— start —
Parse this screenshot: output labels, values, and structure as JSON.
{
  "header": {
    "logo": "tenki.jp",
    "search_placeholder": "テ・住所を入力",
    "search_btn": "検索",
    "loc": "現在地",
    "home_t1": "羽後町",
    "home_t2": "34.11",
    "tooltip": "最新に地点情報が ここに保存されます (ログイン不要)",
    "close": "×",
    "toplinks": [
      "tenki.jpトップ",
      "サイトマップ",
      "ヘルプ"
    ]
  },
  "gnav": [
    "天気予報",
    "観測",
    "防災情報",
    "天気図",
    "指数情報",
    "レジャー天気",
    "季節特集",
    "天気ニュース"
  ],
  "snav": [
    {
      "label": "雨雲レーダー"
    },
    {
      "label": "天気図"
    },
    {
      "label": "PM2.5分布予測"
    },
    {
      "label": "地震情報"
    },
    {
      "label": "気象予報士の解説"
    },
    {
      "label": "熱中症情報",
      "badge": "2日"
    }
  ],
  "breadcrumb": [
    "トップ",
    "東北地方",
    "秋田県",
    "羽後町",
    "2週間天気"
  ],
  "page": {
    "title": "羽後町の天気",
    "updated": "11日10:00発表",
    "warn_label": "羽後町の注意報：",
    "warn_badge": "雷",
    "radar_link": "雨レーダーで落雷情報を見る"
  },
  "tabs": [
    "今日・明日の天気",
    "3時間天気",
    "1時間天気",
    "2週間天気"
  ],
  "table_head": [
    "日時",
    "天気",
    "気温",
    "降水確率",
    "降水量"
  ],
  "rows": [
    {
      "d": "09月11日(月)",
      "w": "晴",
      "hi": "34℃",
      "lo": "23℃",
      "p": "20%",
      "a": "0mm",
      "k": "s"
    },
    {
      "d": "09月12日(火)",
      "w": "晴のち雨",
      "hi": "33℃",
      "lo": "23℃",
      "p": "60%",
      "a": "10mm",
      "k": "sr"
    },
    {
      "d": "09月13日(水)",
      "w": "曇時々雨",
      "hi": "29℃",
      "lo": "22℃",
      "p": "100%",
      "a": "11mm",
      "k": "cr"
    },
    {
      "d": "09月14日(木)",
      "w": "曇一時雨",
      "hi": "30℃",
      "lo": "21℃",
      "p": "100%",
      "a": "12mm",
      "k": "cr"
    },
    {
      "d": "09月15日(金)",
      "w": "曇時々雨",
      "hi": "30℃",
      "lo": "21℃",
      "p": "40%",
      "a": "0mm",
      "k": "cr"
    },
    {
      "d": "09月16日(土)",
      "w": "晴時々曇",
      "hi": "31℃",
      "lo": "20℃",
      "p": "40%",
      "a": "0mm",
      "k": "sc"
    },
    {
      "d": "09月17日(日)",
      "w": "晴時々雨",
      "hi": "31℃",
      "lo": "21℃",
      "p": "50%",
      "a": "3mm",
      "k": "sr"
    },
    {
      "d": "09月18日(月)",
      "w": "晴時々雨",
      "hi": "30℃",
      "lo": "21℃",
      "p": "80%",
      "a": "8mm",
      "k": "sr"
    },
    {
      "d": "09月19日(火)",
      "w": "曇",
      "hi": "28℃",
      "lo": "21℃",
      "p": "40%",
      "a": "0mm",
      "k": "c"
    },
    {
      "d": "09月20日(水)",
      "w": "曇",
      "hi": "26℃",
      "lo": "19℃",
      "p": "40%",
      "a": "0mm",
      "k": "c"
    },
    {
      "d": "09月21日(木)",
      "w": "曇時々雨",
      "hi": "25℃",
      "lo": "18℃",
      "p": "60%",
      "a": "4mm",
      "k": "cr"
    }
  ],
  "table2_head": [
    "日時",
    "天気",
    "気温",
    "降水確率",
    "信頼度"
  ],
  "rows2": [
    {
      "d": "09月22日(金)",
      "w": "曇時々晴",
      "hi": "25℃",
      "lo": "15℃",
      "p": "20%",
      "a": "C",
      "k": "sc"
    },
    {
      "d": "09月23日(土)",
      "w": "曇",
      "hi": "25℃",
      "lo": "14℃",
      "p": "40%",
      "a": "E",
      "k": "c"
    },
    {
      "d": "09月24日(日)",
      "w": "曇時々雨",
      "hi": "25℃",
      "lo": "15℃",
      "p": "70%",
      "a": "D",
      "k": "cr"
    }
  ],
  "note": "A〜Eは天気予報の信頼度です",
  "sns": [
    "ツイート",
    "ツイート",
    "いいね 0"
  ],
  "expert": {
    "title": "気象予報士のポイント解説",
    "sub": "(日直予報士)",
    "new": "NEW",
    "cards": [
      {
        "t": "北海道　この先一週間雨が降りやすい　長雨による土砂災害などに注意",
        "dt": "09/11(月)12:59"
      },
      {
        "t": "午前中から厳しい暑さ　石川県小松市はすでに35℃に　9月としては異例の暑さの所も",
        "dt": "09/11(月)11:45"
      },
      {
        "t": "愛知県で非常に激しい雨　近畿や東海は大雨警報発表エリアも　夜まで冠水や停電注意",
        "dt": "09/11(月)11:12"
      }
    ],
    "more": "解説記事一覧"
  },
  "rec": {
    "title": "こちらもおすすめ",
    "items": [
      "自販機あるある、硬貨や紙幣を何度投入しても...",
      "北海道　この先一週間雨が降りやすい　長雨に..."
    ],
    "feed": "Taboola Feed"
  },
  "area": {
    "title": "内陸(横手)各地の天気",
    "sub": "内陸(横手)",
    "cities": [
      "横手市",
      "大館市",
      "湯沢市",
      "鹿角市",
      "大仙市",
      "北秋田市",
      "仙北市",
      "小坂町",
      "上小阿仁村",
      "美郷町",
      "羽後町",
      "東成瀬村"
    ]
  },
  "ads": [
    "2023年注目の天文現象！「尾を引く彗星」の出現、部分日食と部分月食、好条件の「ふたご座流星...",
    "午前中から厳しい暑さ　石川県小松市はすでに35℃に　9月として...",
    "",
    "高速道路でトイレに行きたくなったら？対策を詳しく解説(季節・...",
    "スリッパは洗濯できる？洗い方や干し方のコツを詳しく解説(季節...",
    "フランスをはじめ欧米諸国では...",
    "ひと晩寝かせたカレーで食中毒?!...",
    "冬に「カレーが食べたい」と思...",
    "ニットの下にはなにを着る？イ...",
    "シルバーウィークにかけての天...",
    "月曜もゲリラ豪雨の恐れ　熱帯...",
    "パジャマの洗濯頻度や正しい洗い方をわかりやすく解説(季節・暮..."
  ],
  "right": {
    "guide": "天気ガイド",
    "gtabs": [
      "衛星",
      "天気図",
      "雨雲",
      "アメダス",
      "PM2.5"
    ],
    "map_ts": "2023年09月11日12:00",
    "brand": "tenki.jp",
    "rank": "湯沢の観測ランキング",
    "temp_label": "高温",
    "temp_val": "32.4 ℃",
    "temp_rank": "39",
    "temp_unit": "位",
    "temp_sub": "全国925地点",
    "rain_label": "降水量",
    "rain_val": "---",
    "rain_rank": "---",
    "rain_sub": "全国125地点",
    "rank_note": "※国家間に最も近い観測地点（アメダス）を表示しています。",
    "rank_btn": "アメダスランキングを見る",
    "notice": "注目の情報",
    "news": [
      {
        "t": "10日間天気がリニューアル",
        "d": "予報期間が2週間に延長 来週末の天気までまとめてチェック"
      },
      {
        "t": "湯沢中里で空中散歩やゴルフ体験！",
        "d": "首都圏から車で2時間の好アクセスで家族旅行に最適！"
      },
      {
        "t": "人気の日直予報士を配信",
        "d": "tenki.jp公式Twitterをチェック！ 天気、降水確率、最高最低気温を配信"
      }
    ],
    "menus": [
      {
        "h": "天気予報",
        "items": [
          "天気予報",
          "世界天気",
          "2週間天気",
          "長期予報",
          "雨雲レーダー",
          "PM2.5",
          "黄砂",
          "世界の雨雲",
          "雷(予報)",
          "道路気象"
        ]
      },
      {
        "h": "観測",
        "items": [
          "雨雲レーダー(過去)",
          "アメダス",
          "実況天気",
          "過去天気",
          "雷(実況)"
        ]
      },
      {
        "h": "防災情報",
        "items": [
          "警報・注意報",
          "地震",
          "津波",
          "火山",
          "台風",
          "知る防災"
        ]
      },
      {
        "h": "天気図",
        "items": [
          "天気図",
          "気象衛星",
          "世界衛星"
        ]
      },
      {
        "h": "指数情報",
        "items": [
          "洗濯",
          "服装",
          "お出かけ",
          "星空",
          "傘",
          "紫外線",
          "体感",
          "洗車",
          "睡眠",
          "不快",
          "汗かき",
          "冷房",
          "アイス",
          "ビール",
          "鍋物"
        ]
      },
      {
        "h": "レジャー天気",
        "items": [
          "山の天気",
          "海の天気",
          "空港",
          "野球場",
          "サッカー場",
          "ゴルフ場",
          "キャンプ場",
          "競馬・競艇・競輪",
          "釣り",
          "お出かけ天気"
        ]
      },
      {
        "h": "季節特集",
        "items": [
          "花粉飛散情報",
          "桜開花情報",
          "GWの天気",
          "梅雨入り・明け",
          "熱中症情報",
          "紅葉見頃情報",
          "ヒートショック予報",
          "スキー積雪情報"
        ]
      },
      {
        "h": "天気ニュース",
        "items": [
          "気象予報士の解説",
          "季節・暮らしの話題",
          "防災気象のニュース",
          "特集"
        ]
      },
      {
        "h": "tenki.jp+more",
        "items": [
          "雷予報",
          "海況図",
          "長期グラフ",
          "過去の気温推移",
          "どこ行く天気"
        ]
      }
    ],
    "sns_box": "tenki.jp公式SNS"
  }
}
— end —
● **Objective**: Provide the number of lines containing the string "title", with no other output.

● **In response**: 4